### TO DO:
Report how many lines of the following entries include the string "What"; respond with the number alone.

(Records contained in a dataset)
○ ○ ○
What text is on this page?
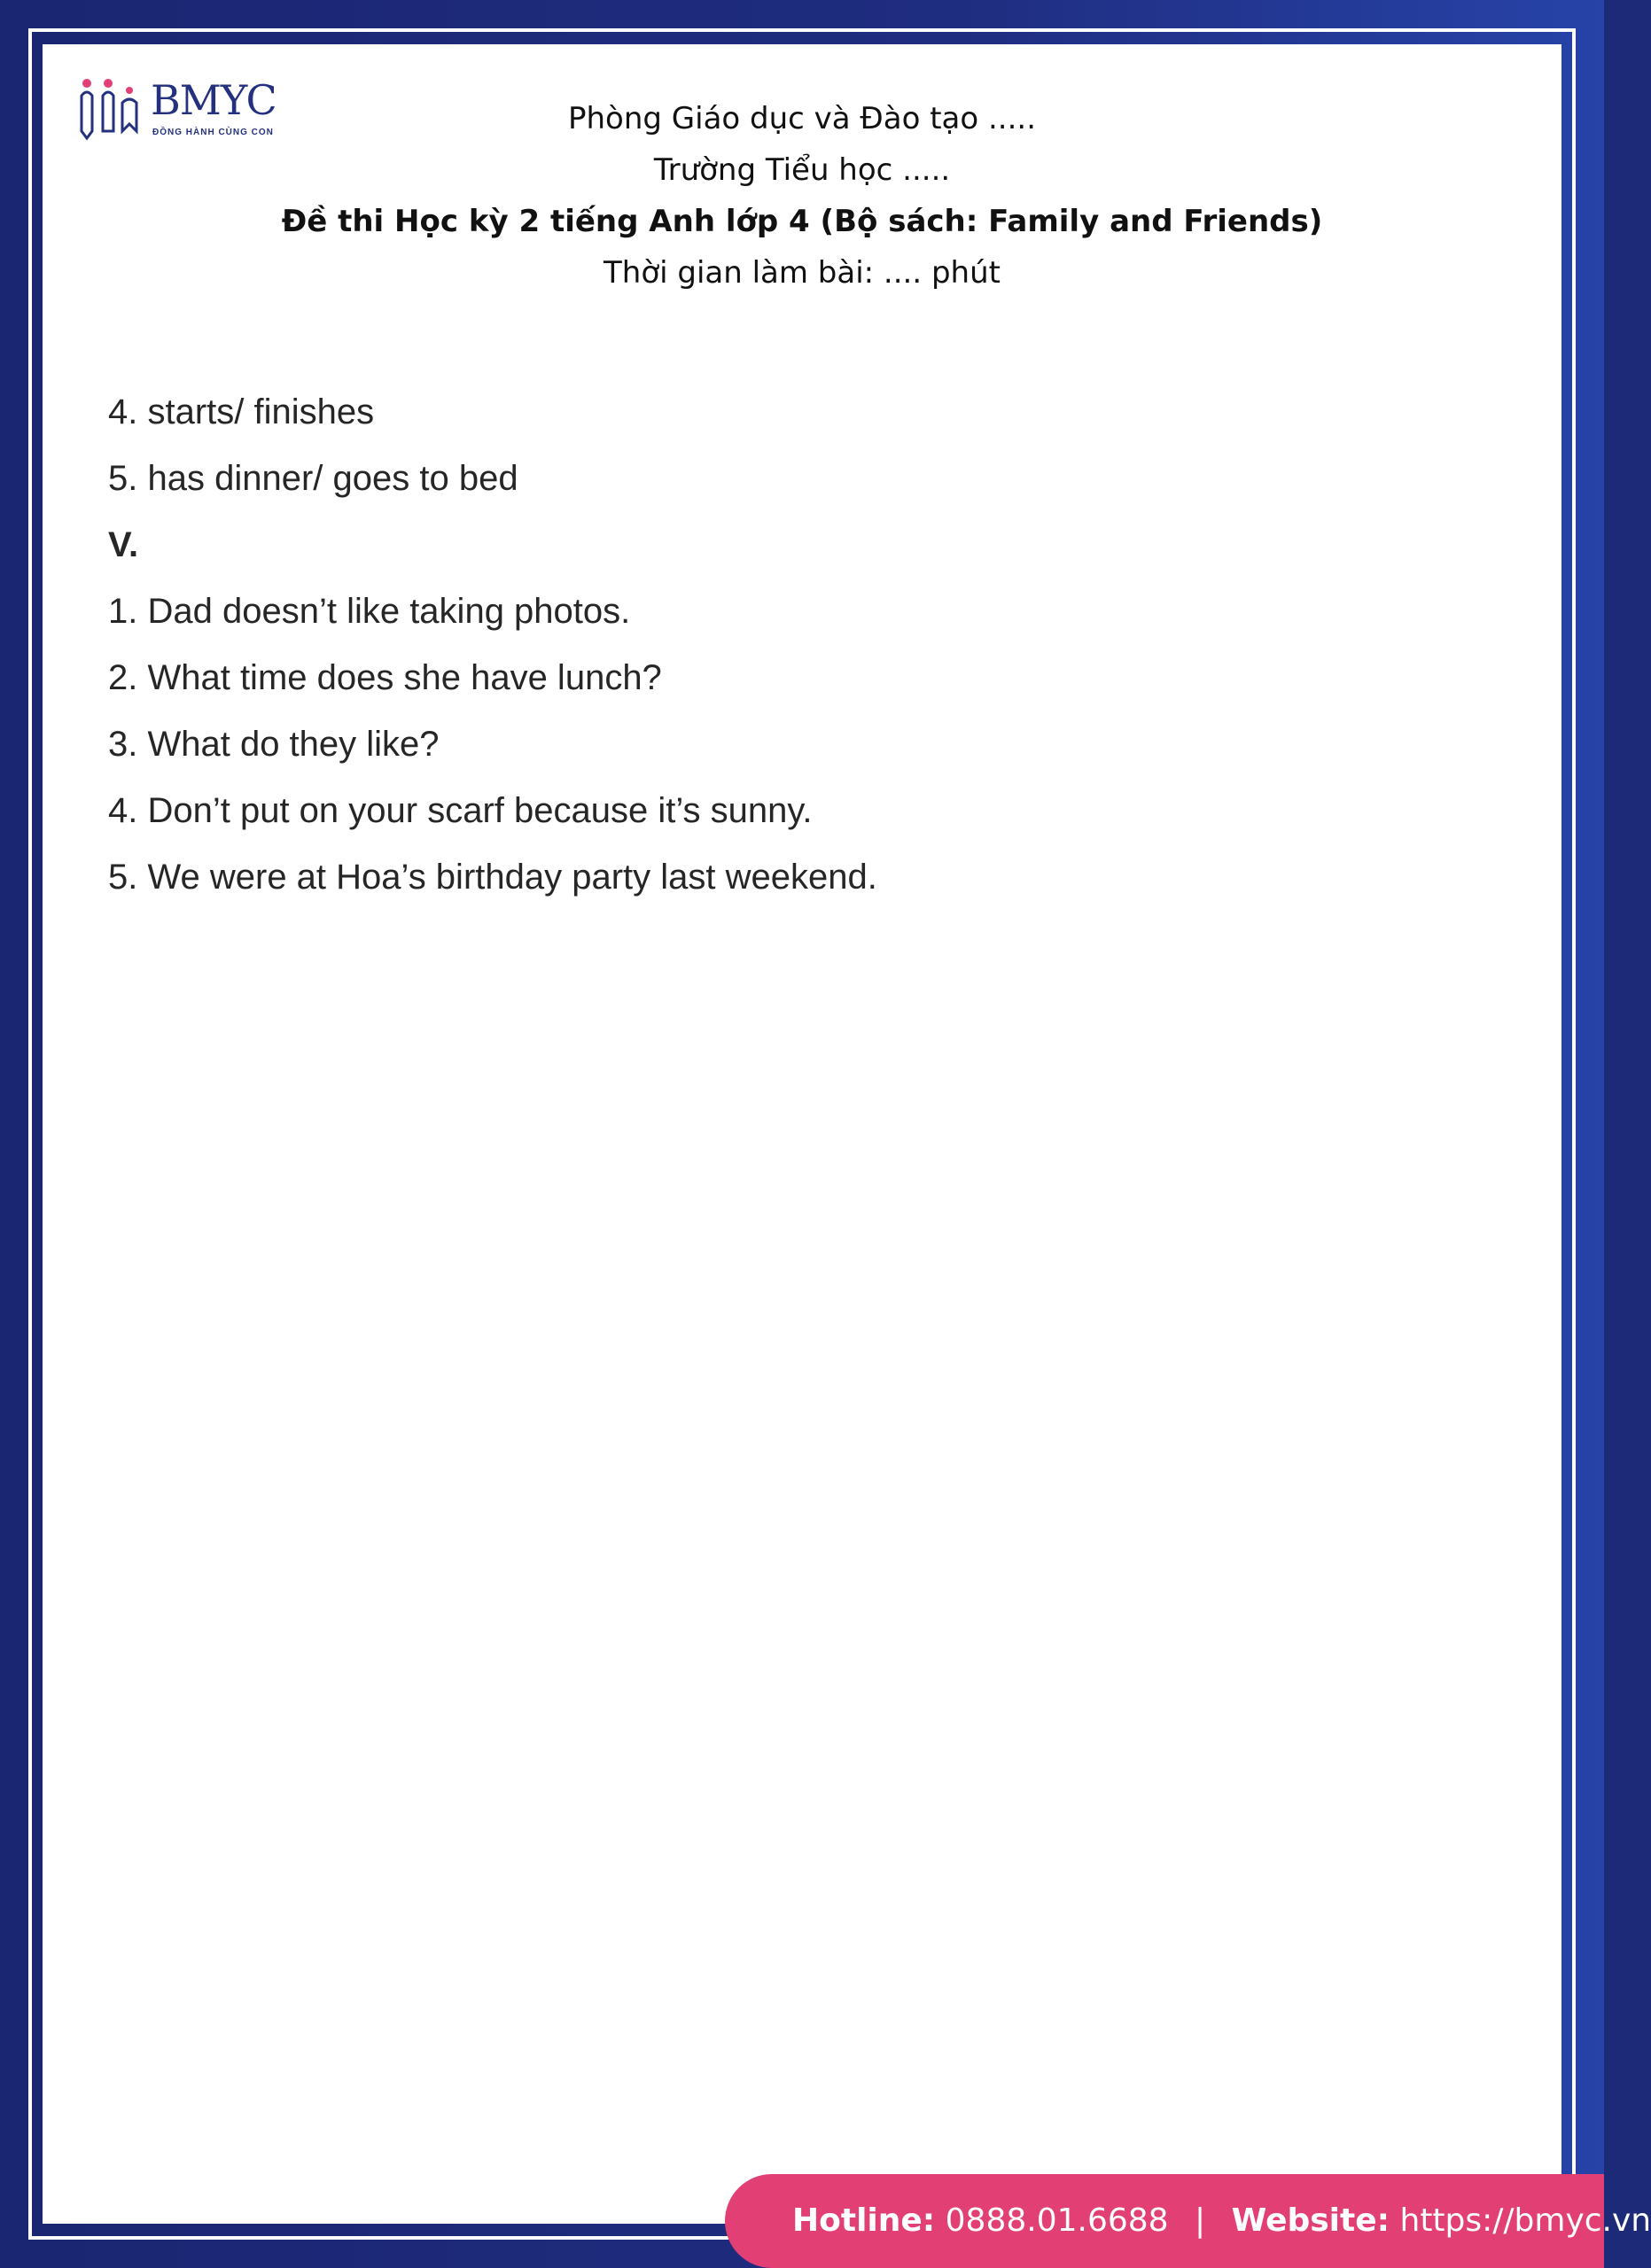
BMYC
ĐỒNG HÀNH CÙNG CON	Phòng Giáo dục và Đào tạo .....
Trường Tiểu học .....
Đề thi Học kỳ 2 tiếng Anh lớp 4 (Bộ sách: Family and Friends)
Thời gian làm bài: .... phút
4. starts/ finishes
5. has dinner/ goes to bed
V.
1. Dad doesn’t like taking photos.
2. What time does she have lunch?
3. What do they like?
4. Don’t put on your scarf because it’s sunny.
5. We were at Hoa’s birthday party last weekend.
Hotline: 0888.01.6688 | Website: https://bmyc.vn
○ ○ ○
### SOLUTION TO THIS TASK:
3